▶ _What is asked_
Reproduce every line of the records below verbatim, omitting the picture lines.

↓↓↓

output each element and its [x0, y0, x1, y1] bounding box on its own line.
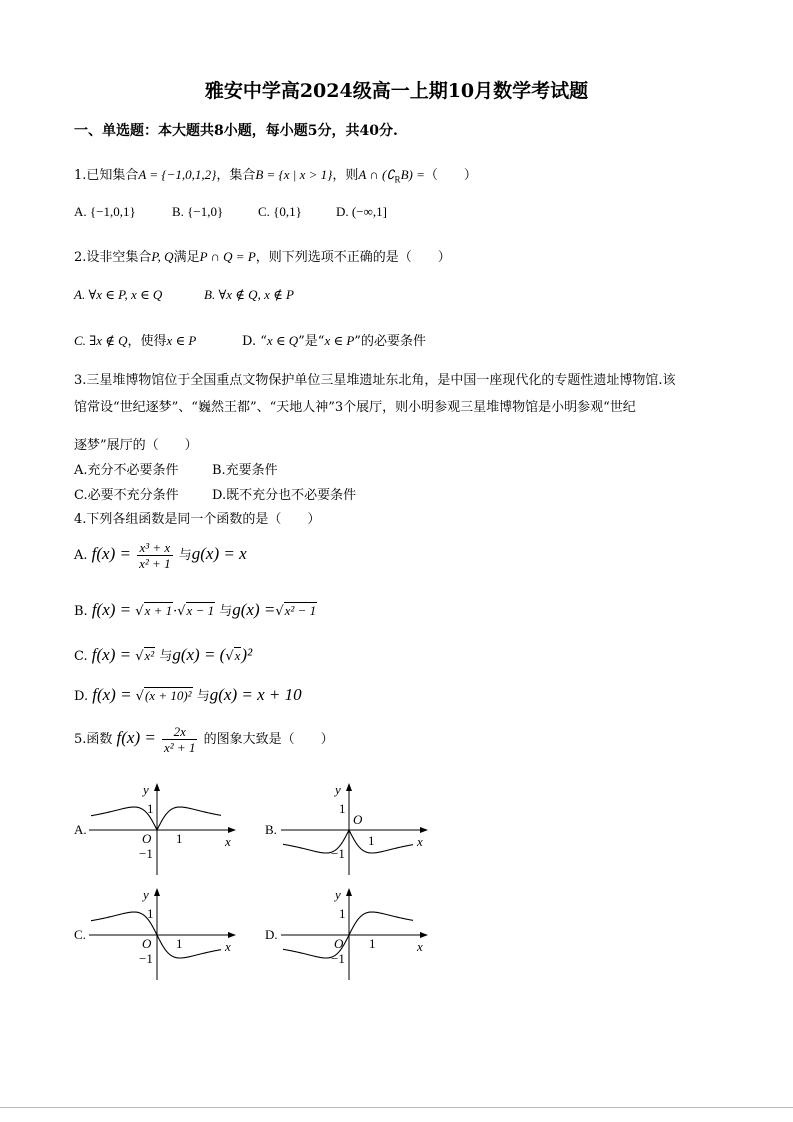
q4-d-g: g(x) = x + 10 [209, 685, 302, 704]
q4-a-label: A. [74, 548, 88, 563]
q2-text: 2.设非空集合 [74, 250, 152, 265]
q2-text: ，则下列选项不正确的是（ ） [255, 250, 451, 265]
q2-text: 满足 [173, 250, 200, 265]
q4-b-root-1: x + 1 [144, 603, 173, 618]
graph-origin-label: O [142, 936, 152, 951]
q3-option-a: A.充分不必要条件 [74, 463, 179, 478]
graph-y-neg-one-label: −1 [331, 951, 345, 966]
q4-b-dot: · [173, 604, 178, 619]
graph-y-neg-one-label: −1 [139, 846, 153, 861]
x-axis-arrow [420, 932, 428, 938]
x-axis-arrow [420, 827, 428, 833]
q4-c-f: f(x) = [91, 645, 132, 664]
q1-blank: （ ） [424, 168, 477, 183]
y-axis-arrow [346, 783, 352, 791]
q4-a-g: g(x) = x [191, 544, 247, 563]
graph-option-d [274, 885, 454, 985]
q4-b-root-2: x − 1 [186, 603, 215, 618]
y-axis-arrow [154, 783, 160, 791]
section-heading: 一、单选题：本大题共8小题，每小题5分，共40分. [74, 123, 398, 139]
y-axis-arrow [154, 888, 160, 896]
q2-c-expr: x ∈ P [166, 333, 197, 348]
q4-option-b: B. f(x) = √x + 1·√x − 1 与g(x) =√x² − 1 [74, 600, 317, 619]
graph-y-label: y [143, 782, 149, 797]
graph-y-neg-one-label: −1 [331, 846, 345, 861]
q4-b-and: 与 [219, 604, 233, 619]
q5-text: 的图象大致是（ ） [203, 732, 334, 747]
graph-origin-label: O [353, 812, 363, 827]
q1-set-b: B = {x | x > 1} [255, 167, 333, 182]
q1-subscript: R [394, 174, 401, 185]
graph-option-label: C. [74, 927, 86, 942]
q2-d-text: D. “ [242, 334, 267, 349]
q2-option-a: A. ∀x ∈ P, x ∈ Q [74, 287, 163, 302]
graph-x-one-label: 1 [369, 936, 376, 951]
graph-option-label: A. [74, 822, 87, 837]
q4-option-c: C. f(x) = √x² 与g(x) = (√x)² [74, 645, 253, 664]
graph-option-label: B. [265, 822, 277, 837]
graph-x-label: x [225, 939, 231, 954]
graph-y-one-label: 1 [147, 906, 154, 921]
q2-c-text: ，使得 [127, 334, 167, 349]
graph-y-neg-one-label: −1 [139, 951, 153, 966]
q4-a-denominator: x² + 1 [139, 556, 171, 571]
q2-d-expr: x ∈ Q [266, 333, 299, 348]
graph-x-label: x [417, 834, 423, 849]
graph-y-label: y [143, 887, 149, 902]
graph-x-one-label: 1 [176, 831, 183, 846]
q1-expr: B) = [400, 167, 425, 182]
q3-option-d: D.既不充分也不必要条件 [212, 488, 357, 503]
q1-option-a: A. {−1,0,1} [74, 204, 136, 219]
question-2-stem [74, 246, 451, 265]
q4-b-f: f(x) = [91, 600, 132, 619]
q2-d-expr: x ∈ P [324, 333, 355, 348]
graph-option-c [82, 885, 262, 985]
x-axis-arrow [228, 827, 236, 833]
graph-y-label: y [335, 887, 341, 902]
q4-c-label: C. [74, 649, 88, 664]
graph-x-label: x [225, 834, 231, 849]
q4-d-label: D. [74, 689, 89, 704]
q1-text: ，集合 [216, 168, 256, 183]
q4-a-numerator: x³ + x [137, 540, 172, 556]
q4-a-f: f(x) = [91, 544, 131, 563]
function-curve [283, 830, 413, 853]
q1-option-b: B. {−1,0} [172, 204, 224, 219]
q3-option-b: B.充要条件 [212, 463, 278, 478]
x-axis-arrow [228, 932, 236, 938]
q5-f: f(x) = [116, 728, 156, 747]
graph-option-b [274, 780, 454, 880]
q3-option-c: C.必要不充分条件 [74, 488, 179, 503]
page-bottom-rule [0, 1107, 793, 1108]
q4-d-f: f(x) = [92, 685, 132, 704]
q2-option-c [74, 330, 196, 349]
q1-option-c: C. {0,1} [258, 204, 302, 219]
q5-text: 5.函数 [74, 732, 113, 747]
q4-b-label: B. [74, 604, 88, 619]
q4-option-a [74, 540, 247, 571]
q4-stem: 4.下列各组函数是同一个函数的是（ ） [74, 512, 321, 527]
q4-c-root-1: x² [144, 648, 155, 663]
q1-expr: A ∩ (∁ [358, 167, 395, 182]
q4-a-fraction [137, 540, 172, 571]
graph-x-one-label: 1 [368, 833, 375, 848]
graph-x-one-label: 1 [176, 936, 183, 951]
q4-d-root: (x + 10)² [144, 688, 192, 703]
graph-origin-label: O [334, 936, 344, 951]
q1-set-a: A = {−1,0,1,2} [138, 167, 217, 182]
q4-a-and: 与 [178, 548, 192, 563]
q1-option-d: D. (−∞,1] [336, 204, 387, 219]
y-axis-arrow [346, 888, 352, 896]
q1-text: 1.已知集合 [74, 168, 139, 183]
graph-y-one-label: 1 [339, 801, 346, 816]
q4-option-d: D. f(x) = √(x + 10)² 与g(x) = x + 10 [74, 685, 302, 704]
q2-option-b: B. ∀x ∉ Q, x ∉ P [204, 287, 294, 302]
q5-fraction [162, 724, 197, 755]
graph-option-a [82, 780, 262, 880]
graph-x-label: x [417, 939, 423, 954]
graph-y-one-label: 1 [147, 801, 154, 816]
q4-c-and: 与 [159, 649, 173, 664]
q1-text: ，则 [332, 168, 359, 183]
page-title: 雅安中学高2024级高一上期10月数学考试题 [204, 80, 589, 102]
graph-origin-label: O [142, 831, 152, 846]
q4-b-g: g(x) = [232, 600, 276, 619]
q3-line-2: 馆常设“世纪逐梦”、“巍然王都”、“天地人神”3个展厅，则小明参观三星堆博物馆是小明参观“世纪 [74, 400, 636, 415]
q4-c-g: g(x) = ( [172, 645, 226, 664]
q2-condition: P ∩ Q = P [199, 249, 256, 264]
q2-d-text: ”是“ [298, 334, 325, 349]
q4-d-and: 与 [196, 689, 210, 704]
q2-sets: P, Q [151, 249, 174, 264]
q2-c-expr: C. ∃x ∉ Q [74, 333, 128, 348]
question-1-stem [74, 164, 477, 185]
q3-line-1: 3.三星堆博物馆位于全国重点文物保护单位三星堆遗址东北角，是中国一座现代化的专题性遗址博物馆.该 [74, 373, 676, 388]
q4-c-g-close: )² [241, 645, 253, 664]
graph-option-label: D. [265, 927, 278, 942]
function-curve [91, 807, 221, 830]
graph-y-one-label: 1 [339, 906, 346, 921]
q2-option-d [242, 330, 426, 349]
graph-y-label: y [335, 782, 341, 797]
q5-stem [74, 724, 334, 755]
q4-c-root-2: x [234, 648, 241, 663]
q5-numerator: 2x [162, 724, 197, 740]
q5-denominator: x² + 1 [164, 740, 196, 755]
q3-line-3: 逐梦”展厅的（ ） [74, 438, 198, 453]
q4-b-root-3: x² − 1 [284, 603, 317, 618]
q2-d-text: ”的必要条件 [354, 334, 426, 349]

↑↑↑

▶ _Task solution_
output each element and its [x0, y0, x1, y1] bounding box on its own line.
q4-d-g: g(x) = x + 10 [209, 685, 302, 704]
q4-a-label: A. [74, 548, 88, 563]
q2-text: 2.设非空集合 [74, 250, 152, 265]
q2-text: ，则下列选项不正确的是（ ） [255, 250, 451, 265]
q2-text: 满足 [173, 250, 200, 265]
q4-b-root-1: x + 1 [144, 603, 173, 618]
graph-origin-label: O [142, 936, 152, 951]
q3-option-a: A.充分不必要条件 [74, 463, 179, 478]
graph-y-neg-one-label: −1 [331, 951, 345, 966]
q4-b-dot: · [173, 604, 178, 619]
graph-y-neg-one-label: −1 [139, 846, 153, 861]
x-axis-arrow [420, 932, 428, 938]
x-axis-arrow [420, 827, 428, 833]
q4-c-f: f(x) = [91, 645, 132, 664]
q1-blank: （ ） [424, 168, 477, 183]
y-axis-arrow [346, 783, 352, 791]
q4-a-g: g(x) = x [191, 544, 247, 563]
graph-option-d [274, 885, 454, 985]
q4-b-root-2: x − 1 [186, 603, 215, 618]
y-axis-arrow [154, 783, 160, 791]
section-heading: 一、单选题：本大题共8小题，每小题5分，共40分. [74, 123, 398, 139]
y-axis-arrow [154, 888, 160, 896]
q2-c-expr: x ∈ P [166, 333, 197, 348]
q4-option-b: B. f(x) = √x + 1·√x − 1 与g(x) =√x² − 1 [74, 600, 317, 619]
graph-y-label: y [143, 782, 149, 797]
graph-y-neg-one-label: −1 [331, 846, 345, 861]
q4-b-and: 与 [219, 604, 233, 619]
q5-text: 的图象大致是（ ） [203, 732, 334, 747]
graph-origin-label: O [353, 812, 363, 827]
q1-set-b: B = {x | x > 1} [255, 167, 333, 182]
q1-subscript: R [394, 174, 401, 185]
graph-option-label: C. [74, 927, 86, 942]
q2-d-text: D. “ [242, 334, 267, 349]
q2-option-a: A. ∀x ∈ P, x ∈ Q [74, 287, 163, 302]
graph-x-one-label: 1 [369, 936, 376, 951]
graph-option-label: A. [74, 822, 87, 837]
q4-option-c: C. f(x) = √x² 与g(x) = (√x)² [74, 645, 253, 664]
graph-option-label: B. [265, 822, 277, 837]
graph-x-label: x [225, 939, 231, 954]
graph-y-one-label: 1 [147, 906, 154, 921]
q2-c-text: ，使得 [127, 334, 167, 349]
graph-y-neg-one-label: −1 [139, 951, 153, 966]
q4-a-denominator: x² + 1 [139, 556, 171, 571]
q2-d-expr: x ∈ Q [266, 333, 299, 348]
graph-x-label: x [417, 834, 423, 849]
graph-y-label: y [143, 887, 149, 902]
graph-x-one-label: 1 [176, 831, 183, 846]
q1-expr: B) = [400, 167, 425, 182]
q3-option-d: D.既不充分也不必要条件 [212, 488, 357, 503]
q1-option-a: A. {−1,0,1} [74, 204, 136, 219]
question-2-stem [74, 246, 451, 265]
q4-b-f: f(x) = [91, 600, 132, 619]
q2-d-expr: x ∈ P [324, 333, 355, 348]
graph-option-c [82, 885, 262, 985]
x-axis-arrow [228, 827, 236, 833]
graph-y-label: y [335, 887, 341, 902]
q4-c-label: C. [74, 649, 88, 664]
graph-x-label: x [225, 834, 231, 849]
q4-d-label: D. [74, 689, 89, 704]
q1-text: ，集合 [216, 168, 256, 183]
q4-a-numerator: x³ + x [137, 540, 172, 556]
q4-a-f: f(x) = [91, 544, 131, 563]
function-curve [283, 830, 413, 853]
q1-option-b: B. {−1,0} [172, 204, 224, 219]
q3-option-b: B.充要条件 [212, 463, 278, 478]
x-axis-arrow [228, 932, 236, 938]
q5-f: f(x) = [116, 728, 156, 747]
graph-option-b [274, 780, 454, 880]
q3-option-c: C.必要不充分条件 [74, 488, 179, 503]
page-bottom-rule [0, 1107, 793, 1108]
q4-d-f: f(x) = [92, 685, 132, 704]
q2-option-c [74, 330, 196, 349]
q1-option-c: C. {0,1} [258, 204, 302, 219]
q5-text: 5.函数 [74, 732, 113, 747]
q4-b-label: B. [74, 604, 88, 619]
q4-option-a [74, 540, 247, 571]
q4-stem: 4.下列各组函数是同一个函数的是（ ） [74, 512, 321, 527]
q4-c-root-1: x² [144, 648, 155, 663]
q1-expr: A ∩ (∁ [358, 167, 395, 182]
q4-a-fraction [137, 540, 172, 571]
graph-x-one-label: 1 [368, 833, 375, 848]
graph-x-one-label: 1 [176, 936, 183, 951]
q4-d-root: (x + 10)² [144, 688, 192, 703]
graph-origin-label: O [334, 936, 344, 951]
q1-set-a: A = {−1,0,1,2} [138, 167, 217, 182]
q4-a-and: 与 [178, 548, 192, 563]
q1-option-d: D. (−∞,1] [336, 204, 387, 219]
y-axis-arrow [346, 888, 352, 896]
q1-text: 1.已知集合 [74, 168, 139, 183]
graph-y-one-label: 1 [339, 801, 346, 816]
q4-option-d: D. f(x) = √(x + 10)² 与g(x) = x + 10 [74, 685, 302, 704]
q2-option-b: B. ∀x ∉ Q, x ∉ P [204, 287, 294, 302]
q5-fraction [162, 724, 197, 755]
graph-option-a [82, 780, 262, 880]
graph-x-label: x [417, 939, 423, 954]
graph-y-one-label: 1 [147, 801, 154, 816]
q4-c-and: 与 [159, 649, 173, 664]
q1-text: ，则 [332, 168, 359, 183]
page-title: 雅安中学高2024级高一上期10月数学考试题 [204, 80, 589, 102]
graph-origin-label: O [142, 831, 152, 846]
q4-b-g: g(x) = [232, 600, 276, 619]
q3-line-2: 馆常设“世纪逐梦”、“巍然王都”、“天地人神”3个展厅，则小明参观三星堆博物馆是小明参观“世纪 [74, 400, 636, 415]
q4-c-g: g(x) = ( [172, 645, 226, 664]
q2-condition: P ∩ Q = P [199, 249, 256, 264]
q2-d-text: ”是“ [298, 334, 325, 349]
q4-d-and: 与 [196, 689, 210, 704]
q2-sets: P, Q [151, 249, 174, 264]
q2-c-expr: C. ∃x ∉ Q [74, 333, 128, 348]
question-1-stem [74, 164, 477, 185]
q3-line-1: 3.三星堆博物馆位于全国重点文物保护单位三星堆遗址东北角，是中国一座现代化的专题性遗址博物馆.该 [74, 373, 676, 388]
q4-c-g-close: )² [241, 645, 253, 664]
graph-option-label: D. [265, 927, 278, 942]
function-curve [91, 807, 221, 830]
graph-y-one-label: 1 [339, 906, 346, 921]
q2-option-d [242, 330, 426, 349]
graph-y-label: y [335, 782, 341, 797]
q5-stem [74, 724, 334, 755]
q4-c-root-2: x [234, 648, 241, 663]
q5-numerator: 2x [162, 724, 197, 740]
q5-denominator: x² + 1 [164, 740, 196, 755]
q3-line-3: 逐梦”展厅的（ ） [74, 438, 198, 453]
q4-b-root-3: x² − 1 [284, 603, 317, 618]
q2-d-text: ”的必要条件 [354, 334, 426, 349]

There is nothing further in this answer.